## Written instruction
Write out the material exactly, leaving every picture behind.

## Extracted data entries
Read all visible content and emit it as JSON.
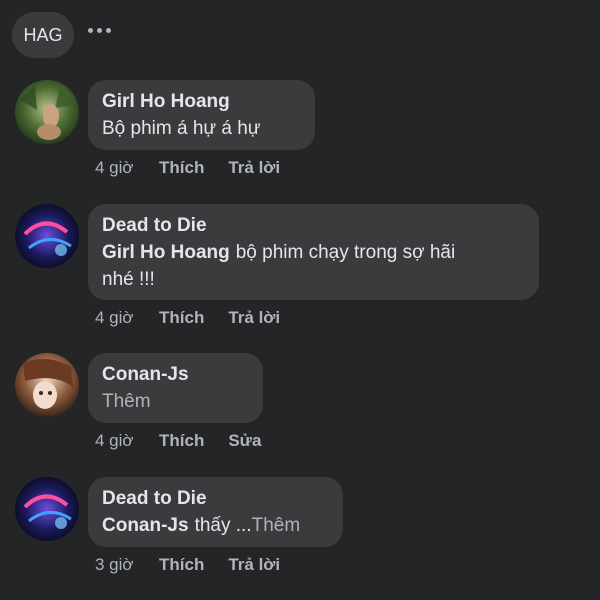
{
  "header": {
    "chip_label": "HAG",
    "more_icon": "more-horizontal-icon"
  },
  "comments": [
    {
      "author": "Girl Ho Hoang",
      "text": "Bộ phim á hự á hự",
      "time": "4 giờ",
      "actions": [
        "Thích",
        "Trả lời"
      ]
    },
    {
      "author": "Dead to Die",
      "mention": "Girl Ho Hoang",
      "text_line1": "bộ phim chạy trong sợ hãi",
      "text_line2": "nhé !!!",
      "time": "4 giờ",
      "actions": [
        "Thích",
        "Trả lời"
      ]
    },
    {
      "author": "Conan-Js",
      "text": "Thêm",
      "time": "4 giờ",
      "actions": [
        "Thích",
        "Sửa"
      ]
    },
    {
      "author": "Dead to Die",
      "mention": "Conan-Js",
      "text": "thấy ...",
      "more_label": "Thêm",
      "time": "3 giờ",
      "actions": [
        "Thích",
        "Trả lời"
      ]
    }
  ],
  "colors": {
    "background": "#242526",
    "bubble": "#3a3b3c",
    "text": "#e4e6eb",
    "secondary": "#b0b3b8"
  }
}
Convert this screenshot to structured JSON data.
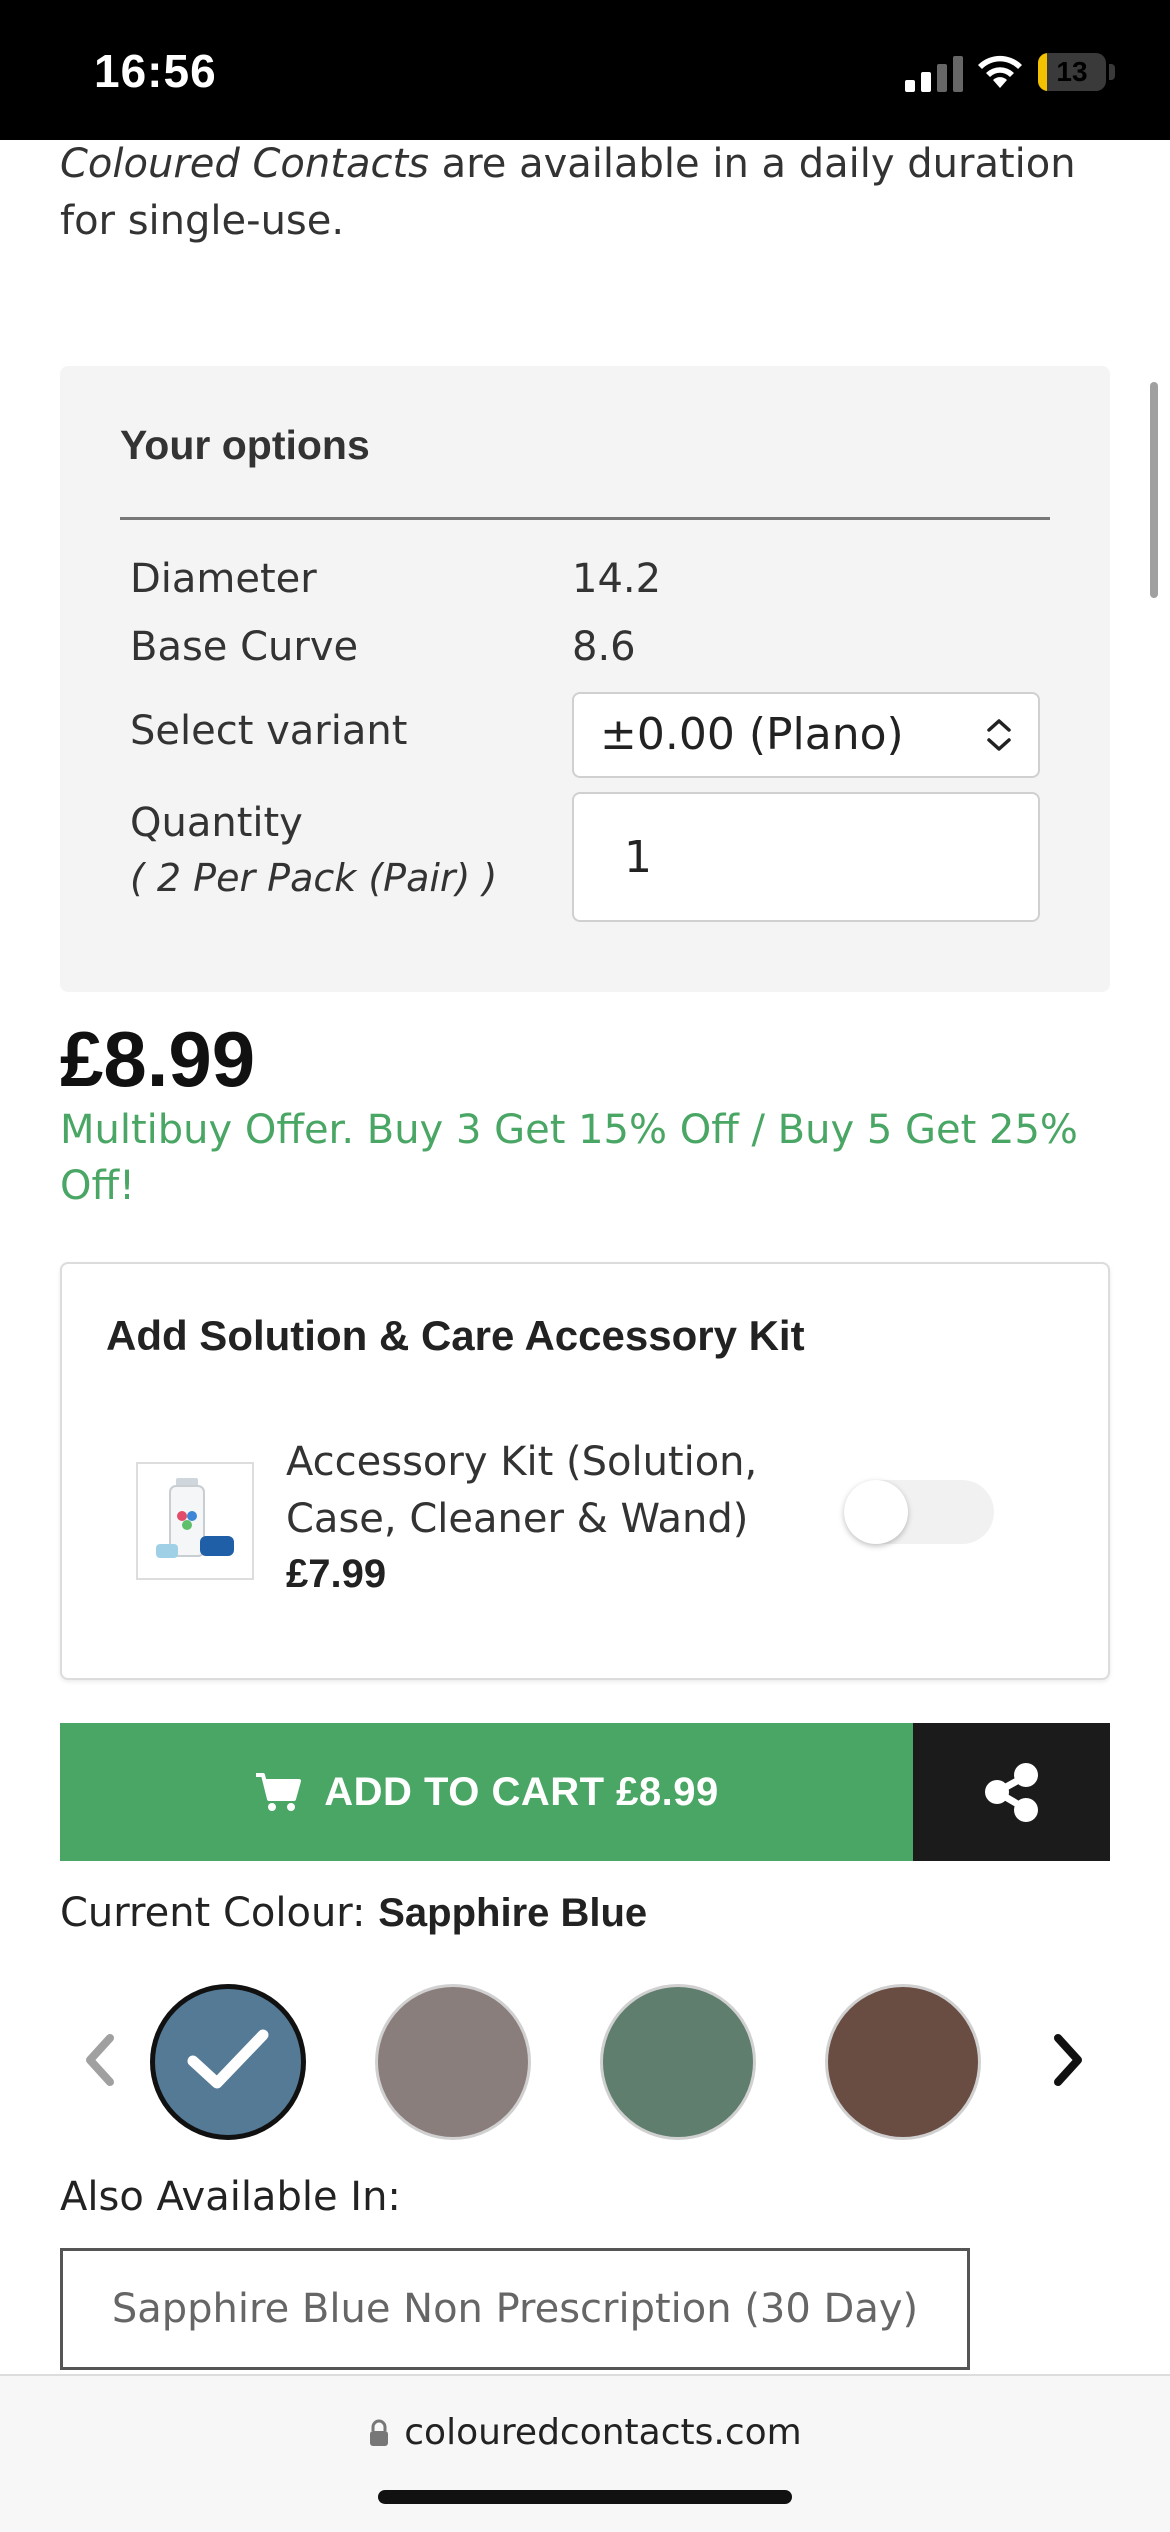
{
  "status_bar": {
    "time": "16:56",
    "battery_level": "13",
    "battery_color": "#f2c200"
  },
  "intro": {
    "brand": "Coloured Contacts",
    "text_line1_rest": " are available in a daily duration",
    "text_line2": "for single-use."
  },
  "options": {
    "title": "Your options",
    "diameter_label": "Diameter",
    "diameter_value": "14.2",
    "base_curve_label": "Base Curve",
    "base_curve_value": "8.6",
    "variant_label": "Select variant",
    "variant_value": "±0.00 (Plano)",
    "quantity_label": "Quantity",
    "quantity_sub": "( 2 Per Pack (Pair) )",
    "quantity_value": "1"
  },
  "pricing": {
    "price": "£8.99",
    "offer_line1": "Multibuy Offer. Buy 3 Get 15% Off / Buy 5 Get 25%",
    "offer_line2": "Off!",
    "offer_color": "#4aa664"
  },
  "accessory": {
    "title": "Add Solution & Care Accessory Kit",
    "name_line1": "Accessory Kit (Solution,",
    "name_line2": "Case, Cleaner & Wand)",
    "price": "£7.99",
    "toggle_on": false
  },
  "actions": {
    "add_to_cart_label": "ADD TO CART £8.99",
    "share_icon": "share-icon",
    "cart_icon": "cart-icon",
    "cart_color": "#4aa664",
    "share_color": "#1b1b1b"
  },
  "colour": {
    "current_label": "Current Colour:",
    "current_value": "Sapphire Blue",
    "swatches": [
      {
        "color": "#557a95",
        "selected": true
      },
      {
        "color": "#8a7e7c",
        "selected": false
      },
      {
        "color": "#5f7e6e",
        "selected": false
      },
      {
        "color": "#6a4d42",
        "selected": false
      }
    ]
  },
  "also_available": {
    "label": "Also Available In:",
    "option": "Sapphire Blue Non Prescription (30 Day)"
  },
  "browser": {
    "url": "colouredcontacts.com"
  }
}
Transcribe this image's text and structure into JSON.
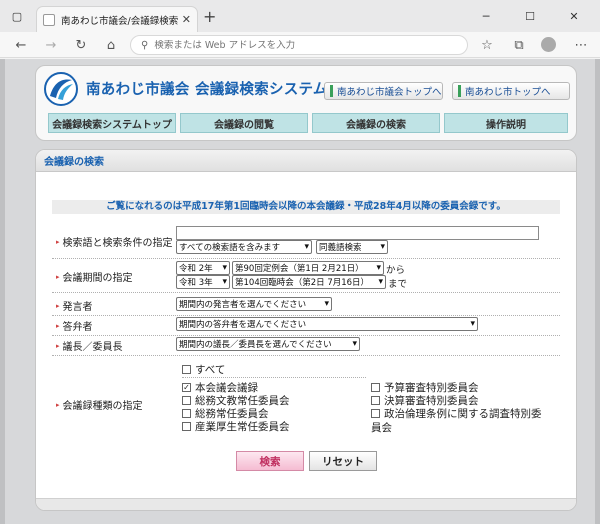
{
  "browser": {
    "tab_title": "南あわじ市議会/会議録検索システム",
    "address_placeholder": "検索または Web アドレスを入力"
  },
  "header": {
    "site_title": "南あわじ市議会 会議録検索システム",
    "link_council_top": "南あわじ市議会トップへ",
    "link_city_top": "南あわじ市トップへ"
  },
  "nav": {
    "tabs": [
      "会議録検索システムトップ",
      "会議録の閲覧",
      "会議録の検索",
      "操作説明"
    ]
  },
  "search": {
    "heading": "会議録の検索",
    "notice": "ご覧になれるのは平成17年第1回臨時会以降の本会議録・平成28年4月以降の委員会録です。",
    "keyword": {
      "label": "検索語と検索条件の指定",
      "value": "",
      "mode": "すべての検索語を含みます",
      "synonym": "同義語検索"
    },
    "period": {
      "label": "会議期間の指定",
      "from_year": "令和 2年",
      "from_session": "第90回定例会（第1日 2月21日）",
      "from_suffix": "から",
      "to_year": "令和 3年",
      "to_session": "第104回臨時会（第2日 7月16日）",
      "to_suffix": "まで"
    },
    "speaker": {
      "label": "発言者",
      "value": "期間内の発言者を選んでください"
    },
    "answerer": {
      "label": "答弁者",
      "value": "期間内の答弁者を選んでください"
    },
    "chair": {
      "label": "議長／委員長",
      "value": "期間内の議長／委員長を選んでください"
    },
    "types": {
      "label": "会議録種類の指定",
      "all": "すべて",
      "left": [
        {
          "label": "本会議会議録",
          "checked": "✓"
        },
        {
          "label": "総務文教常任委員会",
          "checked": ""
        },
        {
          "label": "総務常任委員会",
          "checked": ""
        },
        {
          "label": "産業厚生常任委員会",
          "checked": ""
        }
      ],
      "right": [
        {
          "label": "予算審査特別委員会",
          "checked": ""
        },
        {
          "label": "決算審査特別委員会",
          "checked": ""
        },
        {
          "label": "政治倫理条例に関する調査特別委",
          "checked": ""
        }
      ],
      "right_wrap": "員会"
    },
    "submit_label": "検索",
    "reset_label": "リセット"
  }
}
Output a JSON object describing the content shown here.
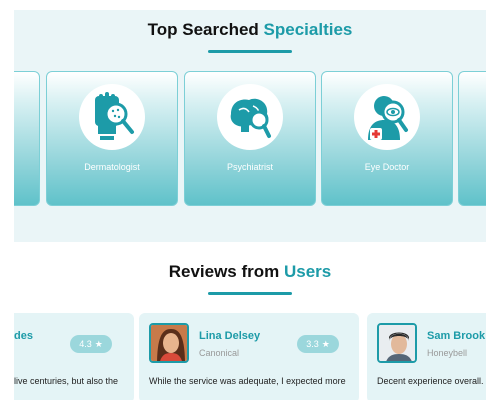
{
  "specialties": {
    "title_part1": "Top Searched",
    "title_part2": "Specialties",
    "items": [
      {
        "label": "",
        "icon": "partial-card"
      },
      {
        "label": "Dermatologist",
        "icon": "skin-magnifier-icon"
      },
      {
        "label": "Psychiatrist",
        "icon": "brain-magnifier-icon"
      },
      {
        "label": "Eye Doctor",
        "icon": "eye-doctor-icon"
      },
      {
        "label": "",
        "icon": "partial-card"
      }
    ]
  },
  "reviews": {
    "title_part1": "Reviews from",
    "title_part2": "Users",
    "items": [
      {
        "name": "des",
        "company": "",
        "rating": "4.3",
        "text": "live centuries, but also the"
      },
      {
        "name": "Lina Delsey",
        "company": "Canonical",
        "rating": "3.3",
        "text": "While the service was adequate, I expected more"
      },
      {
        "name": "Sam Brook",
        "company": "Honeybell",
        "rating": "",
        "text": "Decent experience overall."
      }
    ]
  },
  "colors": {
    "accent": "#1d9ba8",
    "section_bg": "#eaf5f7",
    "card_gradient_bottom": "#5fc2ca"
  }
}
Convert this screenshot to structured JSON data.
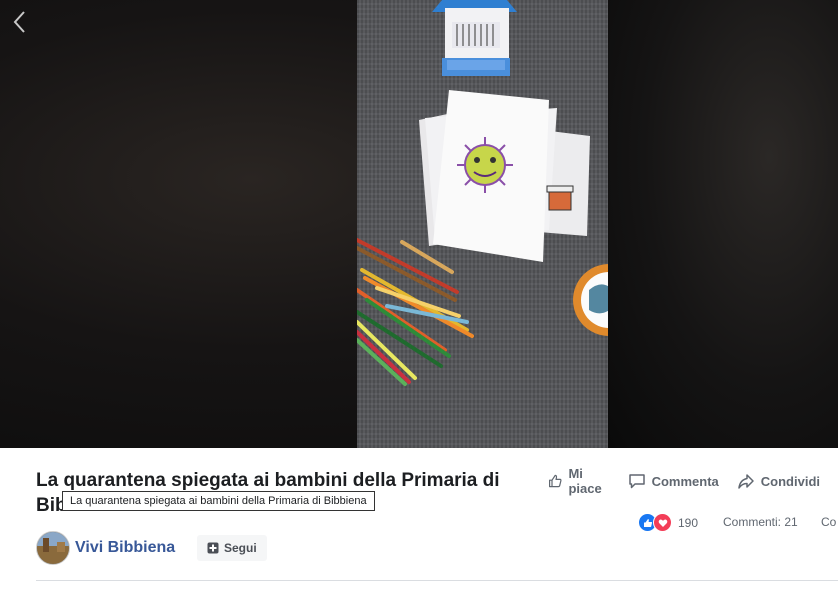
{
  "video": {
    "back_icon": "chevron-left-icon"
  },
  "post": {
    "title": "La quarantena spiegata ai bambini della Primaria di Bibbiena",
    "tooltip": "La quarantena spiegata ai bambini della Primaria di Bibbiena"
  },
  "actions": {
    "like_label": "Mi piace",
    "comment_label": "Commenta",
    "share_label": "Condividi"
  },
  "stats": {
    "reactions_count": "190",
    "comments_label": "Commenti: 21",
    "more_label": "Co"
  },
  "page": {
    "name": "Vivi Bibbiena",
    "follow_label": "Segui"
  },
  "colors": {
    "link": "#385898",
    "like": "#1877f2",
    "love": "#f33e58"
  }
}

## Response to this task
Read all visible content and emit it as JSON.
{
  "header": {
    "chip_label": "HAG",
    "more_icon": "more-horizontal-icon"
  },
  "comments": [
    {
      "author": "Girl Ho Hoang",
      "text": "Bộ phim á hự á hự",
      "time": "4 giờ",
      "actions": [
        "Thích",
        "Trả lời"
      ]
    },
    {
      "author": "Dead to Die",
      "mention": "Girl Ho Hoang",
      "text_line1": "bộ phim chạy trong sợ hãi",
      "text_line2": "nhé !!!",
      "time": "4 giờ",
      "actions": [
        "Thích",
        "Trả lời"
      ]
    },
    {
      "author": "Conan-Js",
      "text": "Thêm",
      "time": "4 giờ",
      "actions": [
        "Thích",
        "Sửa"
      ]
    },
    {
      "author": "Dead to Die",
      "mention": "Conan-Js",
      "text": "thấy ...",
      "more_label": "Thêm",
      "time": "3 giờ",
      "actions": [
        "Thích",
        "Trả lời"
      ]
    }
  ],
  "colors": {
    "background": "#242526",
    "bubble": "#3a3b3c",
    "text": "#e4e6eb",
    "secondary": "#b0b3b8"
  }
}
Convert this screenshot to structured JSON data.
{
  "status_bar": {
    "time": "16:56",
    "battery_level": "13",
    "battery_color": "#f2c200"
  },
  "intro": {
    "brand": "Coloured Contacts",
    "text_line1_rest": " are available in a daily duration",
    "text_line2": "for single-use."
  },
  "options": {
    "title": "Your options",
    "diameter_label": "Diameter",
    "diameter_value": "14.2",
    "base_curve_label": "Base Curve",
    "base_curve_value": "8.6",
    "variant_label": "Select variant",
    "variant_value": "±0.00 (Plano)",
    "quantity_label": "Quantity",
    "quantity_sub": "( 2 Per Pack (Pair) )",
    "quantity_value": "1"
  },
  "pricing": {
    "price": "£8.99",
    "offer_line1": "Multibuy Offer. Buy 3 Get 15% Off / Buy 5 Get 25%",
    "offer_line2": "Off!",
    "offer_color": "#4aa664"
  },
  "accessory": {
    "title": "Add Solution & Care Accessory Kit",
    "name_line1": "Accessory Kit (Solution,",
    "name_line2": "Case, Cleaner & Wand)",
    "price": "£7.99",
    "toggle_on": false
  },
  "actions": {
    "add_to_cart_label": "ADD TO CART £8.99",
    "share_icon": "share-icon",
    "cart_icon": "cart-icon",
    "cart_color": "#4aa664",
    "share_color": "#1b1b1b"
  },
  "colour": {
    "current_label": "Current Colour:",
    "current_value": "Sapphire Blue",
    "swatches": [
      {
        "color": "#557a95",
        "selected": true
      },
      {
        "color": "#8a7e7c",
        "selected": false
      },
      {
        "color": "#5f7e6e",
        "selected": false
      },
      {
        "color": "#6a4d42",
        "selected": false
      }
    ]
  },
  "also_available": {
    "label": "Also Available In:",
    "option": "Sapphire Blue Non Prescription (30 Day)"
  },
  "browser": {
    "url": "colouredcontacts.com"
  }
}
Transcribe this image's text and structure into JSON.
{
  "browser": {
    "tab_title": "南あわじ市議会/会議録検索システム",
    "address_placeholder": "検索または Web アドレスを入力"
  },
  "header": {
    "site_title": "南あわじ市議会 会議録検索システム",
    "link_council_top": "南あわじ市議会トップへ",
    "link_city_top": "南あわじ市トップへ"
  },
  "nav": {
    "tabs": [
      "会議録検索システムトップ",
      "会議録の閲覧",
      "会議録の検索",
      "操作説明"
    ]
  },
  "search": {
    "heading": "会議録の検索",
    "notice": "ご覧になれるのは平成17年第1回臨時会以降の本会議録・平成28年4月以降の委員会録です。",
    "keyword": {
      "label": "検索語と検索条件の指定",
      "value": "",
      "mode": "すべての検索語を含みます",
      "synonym": "同義語検索"
    },
    "period": {
      "label": "会議期間の指定",
      "from_year": "令和 2年",
      "from_session": "第90回定例会（第1日 2月21日）",
      "from_suffix": "から",
      "to_year": "令和 3年",
      "to_session": "第104回臨時会（第2日 7月16日）",
      "to_suffix": "まで"
    },
    "speaker": {
      "label": "発言者",
      "value": "期間内の発言者を選んでください"
    },
    "answerer": {
      "label": "答弁者",
      "value": "期間内の答弁者を選んでください"
    },
    "chair": {
      "label": "議長／委員長",
      "value": "期間内の議長／委員長を選んでください"
    },
    "types": {
      "label": "会議録種類の指定",
      "all": "すべて",
      "left": [
        {
          "label": "本会議会議録",
          "checked": "✓"
        },
        {
          "label": "総務文教常任委員会",
          "checked": ""
        },
        {
          "label": "総務常任委員会",
          "checked": ""
        },
        {
          "label": "産業厚生常任委員会",
          "checked": ""
        }
      ],
      "right": [
        {
          "label": "予算審査特別委員会",
          "checked": ""
        },
        {
          "label": "決算審査特別委員会",
          "checked": ""
        },
        {
          "label": "政治倫理条例に関する調査特別委",
          "checked": ""
        }
      ],
      "right_wrap": "員会"
    },
    "submit_label": "検索",
    "reset_label": "リセット"
  }
}
Output a JSON object describing the content shown here.
{
  "specialties": {
    "title_part1": "Top Searched",
    "title_part2": "Specialties",
    "items": [
      {
        "label": "",
        "icon": "partial-card"
      },
      {
        "label": "Dermatologist",
        "icon": "skin-magnifier-icon"
      },
      {
        "label": "Psychiatrist",
        "icon": "brain-magnifier-icon"
      },
      {
        "label": "Eye Doctor",
        "icon": "eye-doctor-icon"
      },
      {
        "label": "",
        "icon": "partial-card"
      }
    ]
  },
  "reviews": {
    "title_part1": "Reviews from",
    "title_part2": "Users",
    "items": [
      {
        "name": "des",
        "company": "",
        "rating": "4.3",
        "text": "live centuries, but also the"
      },
      {
        "name": "Lina Delsey",
        "company": "Canonical",
        "rating": "3.3",
        "text": "While the service was adequate, I expected more"
      },
      {
        "name": "Sam Brook",
        "company": "Honeybell",
        "rating": "",
        "text": "Decent experience overall."
      }
    ]
  },
  "colors": {
    "accent": "#1d9ba8",
    "section_bg": "#eaf5f7",
    "card_gradient_bottom": "#5fc2ca"
  }
}
Convert this screenshot to structured JSON data.
{
  "video": {
    "back_icon": "chevron-left-icon"
  },
  "post": {
    "title": "La quarantena spiegata ai bambini della Primaria di Bibbiena",
    "tooltip": "La quarantena spiegata ai bambini della Primaria di Bibbiena"
  },
  "actions": {
    "like_label": "Mi piace",
    "comment_label": "Commenta",
    "share_label": "Condividi"
  },
  "stats": {
    "reactions_count": "190",
    "comments_label": "Commenti: 21",
    "more_label": "Co"
  },
  "page": {
    "name": "Vivi Bibbiena",
    "follow_label": "Segui"
  },
  "colors": {
    "link": "#385898",
    "like": "#1877f2",
    "love": "#f33e58"
  }
}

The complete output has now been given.